What is being asked: Repeat word for word the passage of the text on SEND record handover, starting at "Parent views and" and ending at "an updated plan.".

Parent views and pupil voice often disappear first. They should not. They are part of the evidence trail and part of the trust the school has built.
4. What happens next?
A good record makes the next action obvious. It should not leave the new staff member guessing whether the family is waiting for an LA call, a review meeting, or an updated plan.
A simple handover process that works
Schools do not need a complex system to improve this. They need a disciplined one.
Step 1: Identify the current record
Before anyone leaves, agree which document is the source of truth for each pupil. That record should show the current support and the latest review outcome.
Step 2: Capture the next action in one place
Every pupil with SEND should have a visible next step. If it lives only in a meeting note, it will be lost.
Step 3: Export a clean summary for handover
The new SENCO, new teacher, or new support staff member should receive a clean summary, not a bundle of attachments.
Step 4: Check dates and ownership
A handover is only useful if someone owns the next action. Review dates should be visible. Responsibility should be obvious.
Step 5: Keep the record live after the handover
The most common failure is treating handover as a one-off event. It is not. The record has to stay current after the staff change, or the school will be back where it started.
Why this matters for more than admin
This is not just an efficiency point.
When SEND knowledge disappears, pupils feel it first. The school may still be polite, still be trying, still have good intentions. But the support becomes less consistent and less trustworthy.
Families notice when they have to repeat the same story to a new adult. Teachers notice when they are given a plan that does not match the reality in class. Leaders notice when the review cycle slips and nobody can explain why.
MeritDocs is built for UK SEND compliance, not retrofitted from a generic document tool. That matters because schools need more than storage. They need continuity.
What schools should stop doing
A few habits make staff change far worse.
keeping the most important detail in one person’s inbox
storing current plans and old plans in the same folder with no clear naming rule
treating review notes as optional
leaving parent updates in meeting minutes that nobody reopens
rebuilding each support plan from scratch instead of updating the current one
If any of those sound familiar, the school already knows where the risk sits.
What schools should start doing
The fix is usually smaller than people think.
use one current document per pupil
make review dates visible
record impact, not just activity
capture pupil and parent voice in the same record
standardise the handover format
keep exports easy
The result is not just tidier admin. It is a record that still works when the person who created it is no longer in the room.

Page segmentation data:
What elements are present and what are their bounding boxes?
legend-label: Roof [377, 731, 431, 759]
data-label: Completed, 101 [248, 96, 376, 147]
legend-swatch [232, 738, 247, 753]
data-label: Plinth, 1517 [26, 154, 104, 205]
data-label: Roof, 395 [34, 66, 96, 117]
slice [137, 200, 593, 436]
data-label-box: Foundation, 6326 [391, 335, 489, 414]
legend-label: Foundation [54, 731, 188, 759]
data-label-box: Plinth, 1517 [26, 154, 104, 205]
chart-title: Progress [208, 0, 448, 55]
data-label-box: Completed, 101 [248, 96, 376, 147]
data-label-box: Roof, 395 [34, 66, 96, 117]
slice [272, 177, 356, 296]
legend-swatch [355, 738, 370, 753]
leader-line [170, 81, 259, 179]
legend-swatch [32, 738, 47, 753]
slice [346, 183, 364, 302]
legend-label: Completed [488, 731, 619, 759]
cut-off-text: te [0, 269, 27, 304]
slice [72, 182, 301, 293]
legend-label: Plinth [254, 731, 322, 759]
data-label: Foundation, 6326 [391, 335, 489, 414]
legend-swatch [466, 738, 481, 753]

Result:
Parent views and pupil voice often disappear first. They should not. They are part of the evidence trail and part of the trust the school has built.
4. What happens next?
A good record makes the next action obvious. It should not leave the new staff member guessing whether the family is waiting for an LA call, a review meeting, or an updated plan.